== TASK INPUTS

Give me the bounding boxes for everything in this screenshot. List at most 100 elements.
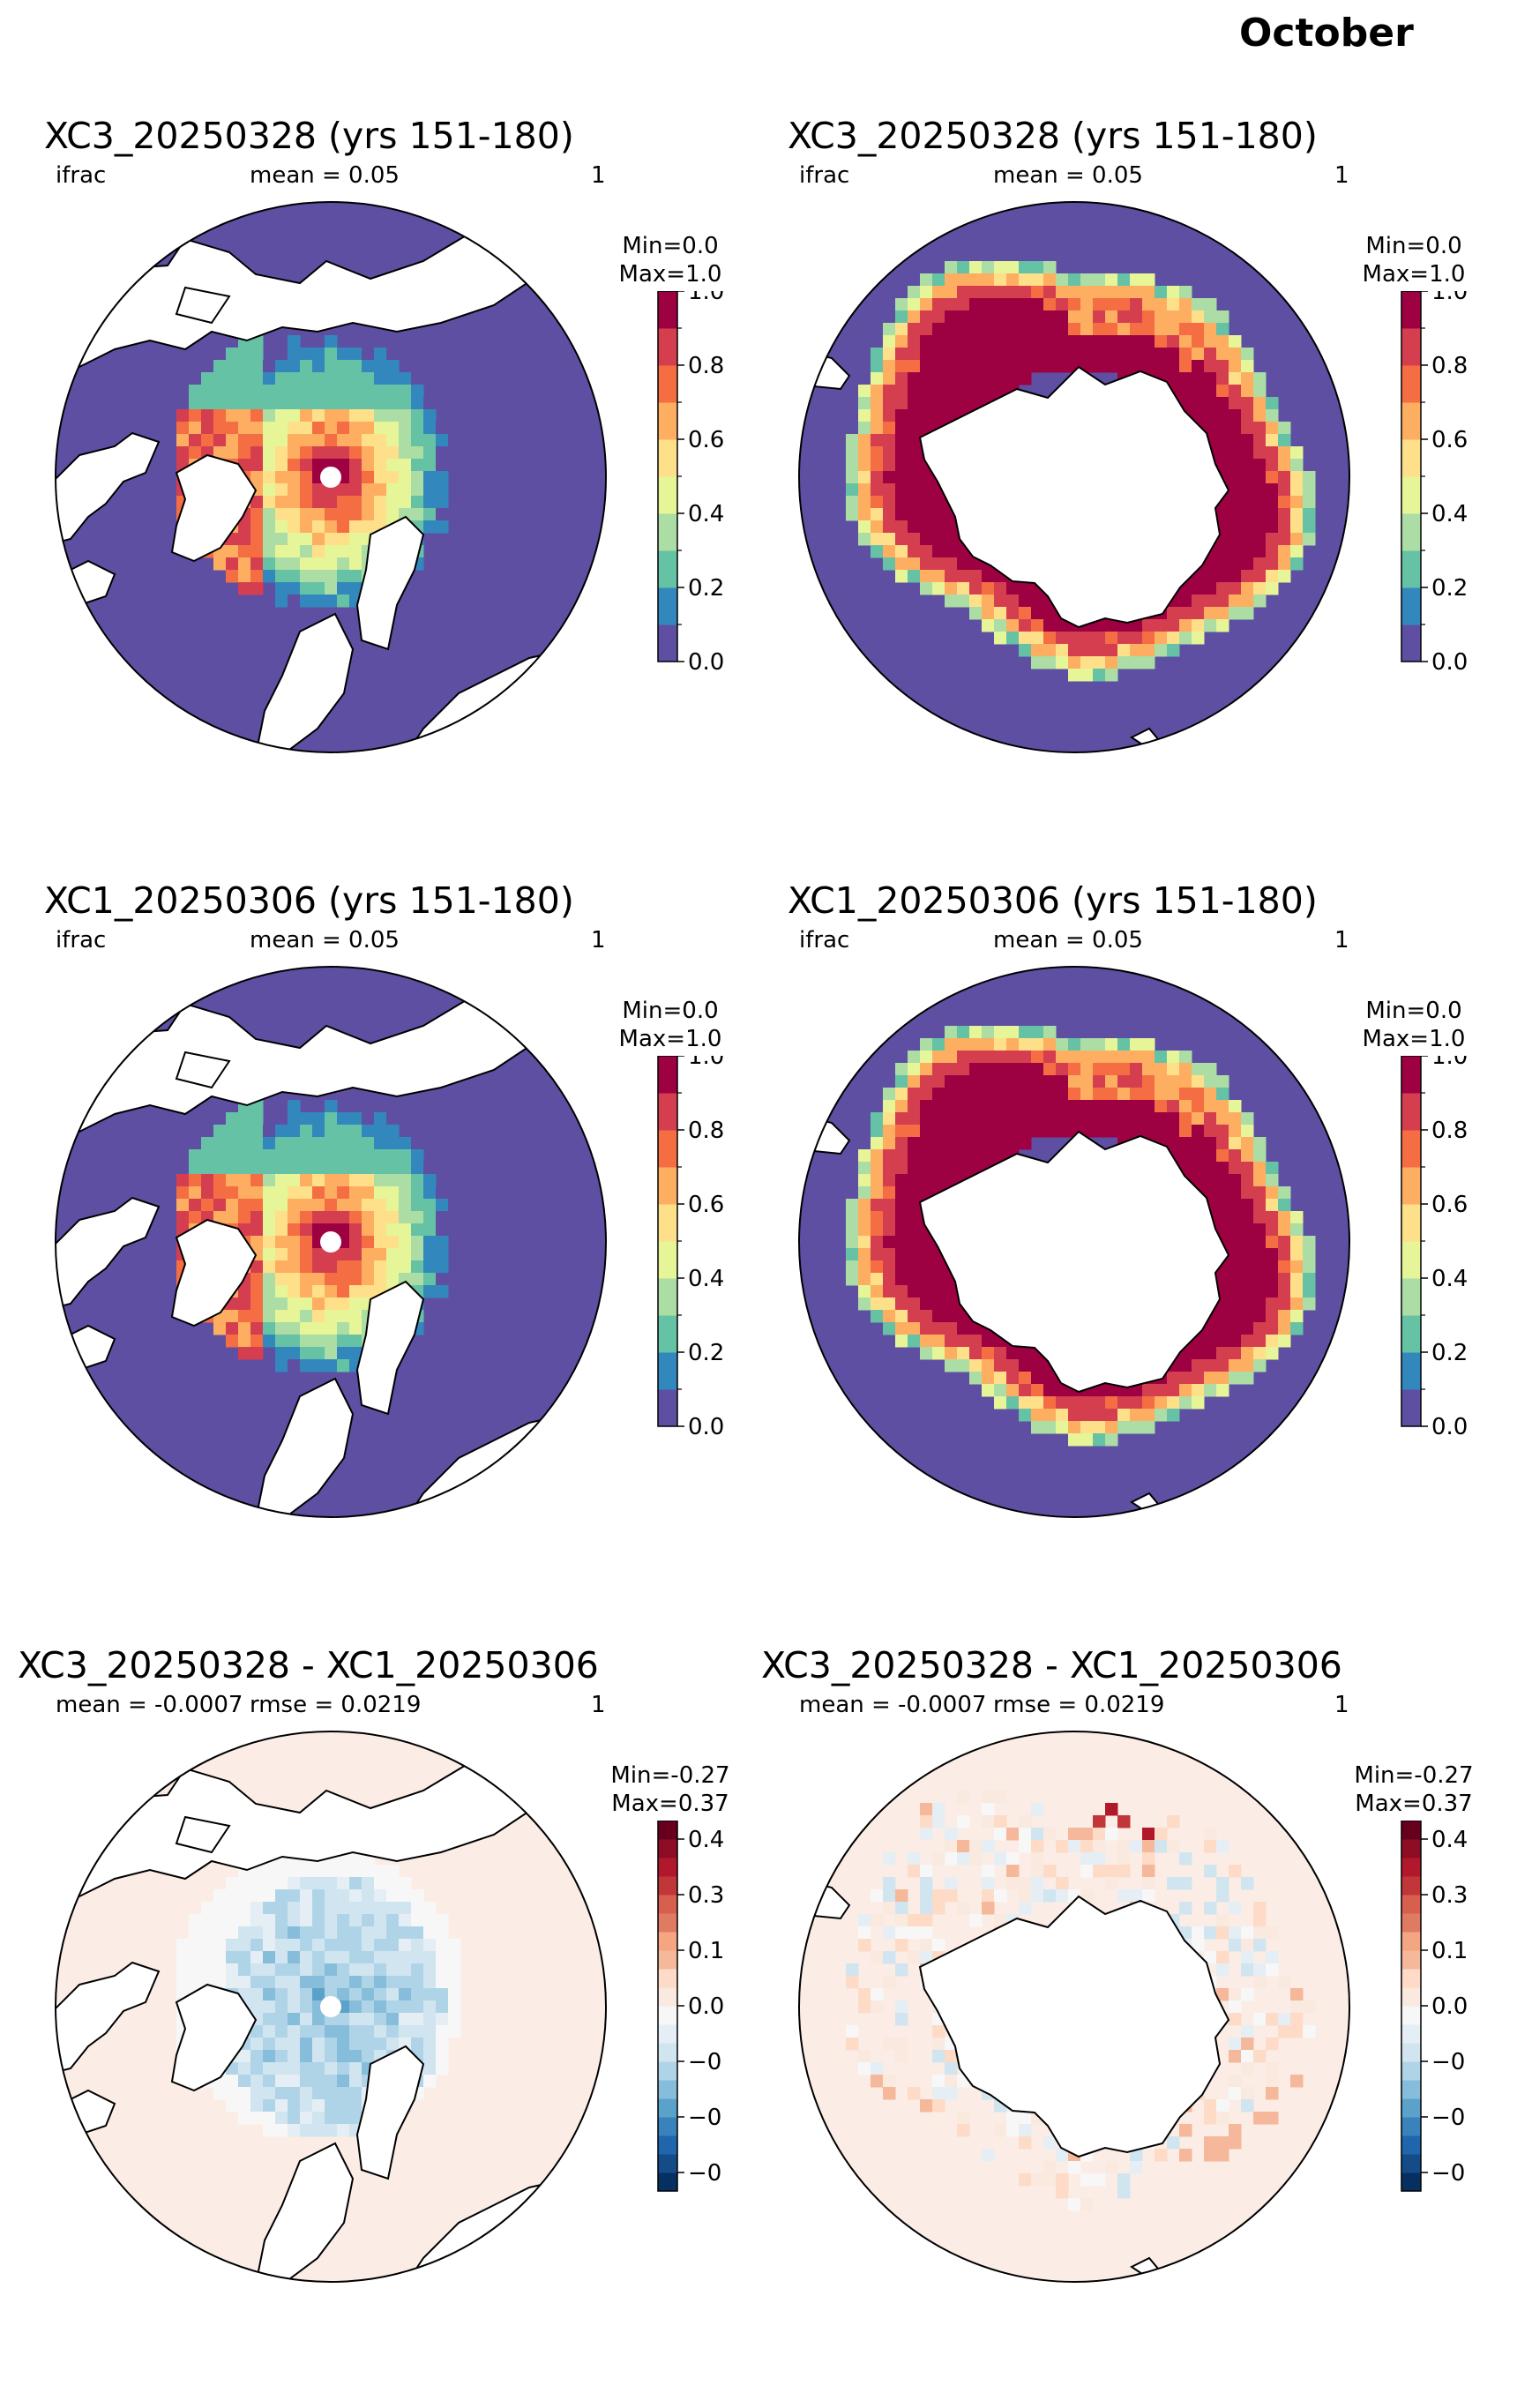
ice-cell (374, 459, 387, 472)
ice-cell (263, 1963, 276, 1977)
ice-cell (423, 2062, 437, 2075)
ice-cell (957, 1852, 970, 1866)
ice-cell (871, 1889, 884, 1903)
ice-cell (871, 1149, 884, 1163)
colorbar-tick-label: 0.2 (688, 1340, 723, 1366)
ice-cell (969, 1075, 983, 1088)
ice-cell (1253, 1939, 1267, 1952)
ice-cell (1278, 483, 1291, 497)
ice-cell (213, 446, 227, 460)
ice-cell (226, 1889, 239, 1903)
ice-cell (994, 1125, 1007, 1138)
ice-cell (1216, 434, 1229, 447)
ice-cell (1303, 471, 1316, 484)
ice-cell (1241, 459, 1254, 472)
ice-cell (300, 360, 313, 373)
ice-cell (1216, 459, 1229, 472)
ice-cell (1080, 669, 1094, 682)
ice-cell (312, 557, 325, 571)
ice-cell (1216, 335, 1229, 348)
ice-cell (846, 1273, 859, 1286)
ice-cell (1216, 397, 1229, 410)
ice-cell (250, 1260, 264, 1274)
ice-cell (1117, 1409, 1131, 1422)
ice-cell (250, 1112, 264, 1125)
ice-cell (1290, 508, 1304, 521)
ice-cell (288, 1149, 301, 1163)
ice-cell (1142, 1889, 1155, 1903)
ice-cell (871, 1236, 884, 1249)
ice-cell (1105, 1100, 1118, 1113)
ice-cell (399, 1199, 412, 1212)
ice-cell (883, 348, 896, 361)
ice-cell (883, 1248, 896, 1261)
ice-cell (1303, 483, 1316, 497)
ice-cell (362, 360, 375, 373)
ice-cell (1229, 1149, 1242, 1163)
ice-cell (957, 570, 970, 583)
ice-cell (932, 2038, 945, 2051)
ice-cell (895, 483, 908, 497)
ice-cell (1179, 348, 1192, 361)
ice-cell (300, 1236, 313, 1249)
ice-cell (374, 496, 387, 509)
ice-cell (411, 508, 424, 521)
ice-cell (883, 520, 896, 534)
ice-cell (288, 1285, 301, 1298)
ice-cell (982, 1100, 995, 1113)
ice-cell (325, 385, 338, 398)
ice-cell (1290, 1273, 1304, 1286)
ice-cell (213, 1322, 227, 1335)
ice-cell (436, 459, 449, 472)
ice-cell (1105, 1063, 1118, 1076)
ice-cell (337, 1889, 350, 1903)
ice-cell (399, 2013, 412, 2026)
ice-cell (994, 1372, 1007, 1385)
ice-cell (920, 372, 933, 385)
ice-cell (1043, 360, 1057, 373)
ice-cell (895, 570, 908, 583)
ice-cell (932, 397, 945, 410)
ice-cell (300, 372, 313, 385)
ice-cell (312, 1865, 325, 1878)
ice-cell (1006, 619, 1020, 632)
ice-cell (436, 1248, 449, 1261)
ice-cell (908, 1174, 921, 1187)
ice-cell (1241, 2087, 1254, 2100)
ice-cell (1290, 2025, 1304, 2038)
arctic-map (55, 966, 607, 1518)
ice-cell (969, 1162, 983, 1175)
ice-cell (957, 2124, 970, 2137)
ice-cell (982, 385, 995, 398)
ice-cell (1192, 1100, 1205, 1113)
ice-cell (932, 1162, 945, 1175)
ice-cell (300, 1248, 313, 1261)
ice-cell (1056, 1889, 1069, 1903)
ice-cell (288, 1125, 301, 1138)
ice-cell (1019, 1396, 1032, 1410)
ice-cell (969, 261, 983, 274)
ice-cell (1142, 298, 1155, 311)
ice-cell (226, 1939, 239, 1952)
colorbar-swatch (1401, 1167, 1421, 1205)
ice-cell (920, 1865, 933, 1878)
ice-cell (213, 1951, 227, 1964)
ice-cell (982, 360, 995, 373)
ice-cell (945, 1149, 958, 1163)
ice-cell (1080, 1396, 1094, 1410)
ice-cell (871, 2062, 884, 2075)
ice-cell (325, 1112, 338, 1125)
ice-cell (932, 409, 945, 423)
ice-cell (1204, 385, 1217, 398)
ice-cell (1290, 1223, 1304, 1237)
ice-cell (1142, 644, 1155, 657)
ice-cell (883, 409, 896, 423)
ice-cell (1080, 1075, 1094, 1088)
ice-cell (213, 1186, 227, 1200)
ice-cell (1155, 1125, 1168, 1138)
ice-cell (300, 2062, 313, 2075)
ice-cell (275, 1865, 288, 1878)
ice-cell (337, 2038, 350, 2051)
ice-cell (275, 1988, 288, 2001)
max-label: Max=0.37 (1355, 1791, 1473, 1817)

====
== TASK INPUTS

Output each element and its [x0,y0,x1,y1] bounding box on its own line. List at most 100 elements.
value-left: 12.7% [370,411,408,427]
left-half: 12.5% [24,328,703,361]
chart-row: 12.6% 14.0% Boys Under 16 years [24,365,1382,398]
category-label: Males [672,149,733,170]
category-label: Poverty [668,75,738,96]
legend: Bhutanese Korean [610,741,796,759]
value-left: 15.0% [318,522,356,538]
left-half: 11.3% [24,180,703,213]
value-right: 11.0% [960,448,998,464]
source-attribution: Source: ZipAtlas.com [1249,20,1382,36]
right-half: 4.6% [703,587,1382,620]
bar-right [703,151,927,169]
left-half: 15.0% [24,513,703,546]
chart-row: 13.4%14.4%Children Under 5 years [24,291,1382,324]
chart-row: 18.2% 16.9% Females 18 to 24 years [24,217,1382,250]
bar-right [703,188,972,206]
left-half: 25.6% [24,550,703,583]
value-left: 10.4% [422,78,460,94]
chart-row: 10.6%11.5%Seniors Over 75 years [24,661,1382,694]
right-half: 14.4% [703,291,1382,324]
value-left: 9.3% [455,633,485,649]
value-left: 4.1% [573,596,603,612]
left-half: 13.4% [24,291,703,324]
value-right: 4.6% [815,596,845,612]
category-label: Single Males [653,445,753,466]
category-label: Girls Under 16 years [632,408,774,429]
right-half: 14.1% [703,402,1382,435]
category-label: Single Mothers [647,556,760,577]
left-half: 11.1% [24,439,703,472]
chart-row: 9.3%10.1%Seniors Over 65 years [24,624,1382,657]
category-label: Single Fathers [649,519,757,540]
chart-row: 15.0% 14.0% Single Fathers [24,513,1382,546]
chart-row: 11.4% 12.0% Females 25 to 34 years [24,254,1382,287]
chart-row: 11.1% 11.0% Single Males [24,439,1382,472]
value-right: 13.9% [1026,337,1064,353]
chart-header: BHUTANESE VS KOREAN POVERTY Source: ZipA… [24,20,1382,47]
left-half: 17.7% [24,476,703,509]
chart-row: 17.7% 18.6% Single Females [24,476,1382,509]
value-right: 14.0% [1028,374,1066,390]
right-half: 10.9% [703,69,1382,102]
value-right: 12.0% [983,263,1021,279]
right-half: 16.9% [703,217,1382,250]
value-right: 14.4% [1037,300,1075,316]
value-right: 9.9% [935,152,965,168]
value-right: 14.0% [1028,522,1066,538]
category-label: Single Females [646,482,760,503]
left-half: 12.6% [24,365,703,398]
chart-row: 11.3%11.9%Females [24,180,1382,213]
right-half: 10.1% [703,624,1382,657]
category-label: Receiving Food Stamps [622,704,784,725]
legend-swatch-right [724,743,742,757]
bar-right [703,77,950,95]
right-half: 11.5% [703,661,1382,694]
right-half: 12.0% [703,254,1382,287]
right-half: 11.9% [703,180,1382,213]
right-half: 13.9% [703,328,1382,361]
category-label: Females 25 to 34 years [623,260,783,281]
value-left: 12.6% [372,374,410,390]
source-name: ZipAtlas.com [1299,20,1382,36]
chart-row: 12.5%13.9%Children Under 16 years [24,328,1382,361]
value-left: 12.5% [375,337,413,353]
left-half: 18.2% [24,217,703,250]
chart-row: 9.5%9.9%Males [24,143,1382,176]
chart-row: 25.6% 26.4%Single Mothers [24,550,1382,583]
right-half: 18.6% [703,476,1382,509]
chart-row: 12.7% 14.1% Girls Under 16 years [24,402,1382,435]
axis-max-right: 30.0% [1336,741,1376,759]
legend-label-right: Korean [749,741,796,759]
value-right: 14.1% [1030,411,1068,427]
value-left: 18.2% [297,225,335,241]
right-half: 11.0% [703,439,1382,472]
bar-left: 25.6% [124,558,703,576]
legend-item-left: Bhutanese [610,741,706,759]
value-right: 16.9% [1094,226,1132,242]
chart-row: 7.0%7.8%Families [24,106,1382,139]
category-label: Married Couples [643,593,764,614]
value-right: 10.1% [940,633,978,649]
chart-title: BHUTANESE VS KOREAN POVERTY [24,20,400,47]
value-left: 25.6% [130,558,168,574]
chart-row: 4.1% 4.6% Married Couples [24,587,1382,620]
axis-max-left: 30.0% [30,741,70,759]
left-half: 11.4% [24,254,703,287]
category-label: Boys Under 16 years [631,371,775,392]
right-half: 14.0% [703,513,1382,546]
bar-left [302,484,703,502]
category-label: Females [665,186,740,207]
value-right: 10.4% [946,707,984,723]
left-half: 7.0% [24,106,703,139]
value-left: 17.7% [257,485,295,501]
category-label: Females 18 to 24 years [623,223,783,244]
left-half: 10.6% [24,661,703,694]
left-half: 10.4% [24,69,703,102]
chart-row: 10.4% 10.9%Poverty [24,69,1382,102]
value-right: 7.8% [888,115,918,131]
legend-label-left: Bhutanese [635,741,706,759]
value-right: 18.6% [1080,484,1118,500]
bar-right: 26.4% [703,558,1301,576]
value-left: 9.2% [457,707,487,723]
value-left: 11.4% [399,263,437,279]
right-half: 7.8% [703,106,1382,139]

====

Could you copy out, unchanged, the lines that begin at the one containing "ice-cell (374, 459, 387, 472)" and stop after the one containing "ice-cell (969, 1075, 983, 1088)"?

--- SOLUTION TO THIS TASK ---
ice-cell (374, 459, 387, 472)
ice-cell (263, 1963, 276, 1977)
ice-cell (423, 2062, 437, 2075)
ice-cell (957, 1852, 970, 1866)
ice-cell (871, 1889, 884, 1903)
ice-cell (871, 1149, 884, 1163)
colorbar-tick-label: 0.2 (688, 1340, 723, 1366)
ice-cell (969, 1075, 983, 1088)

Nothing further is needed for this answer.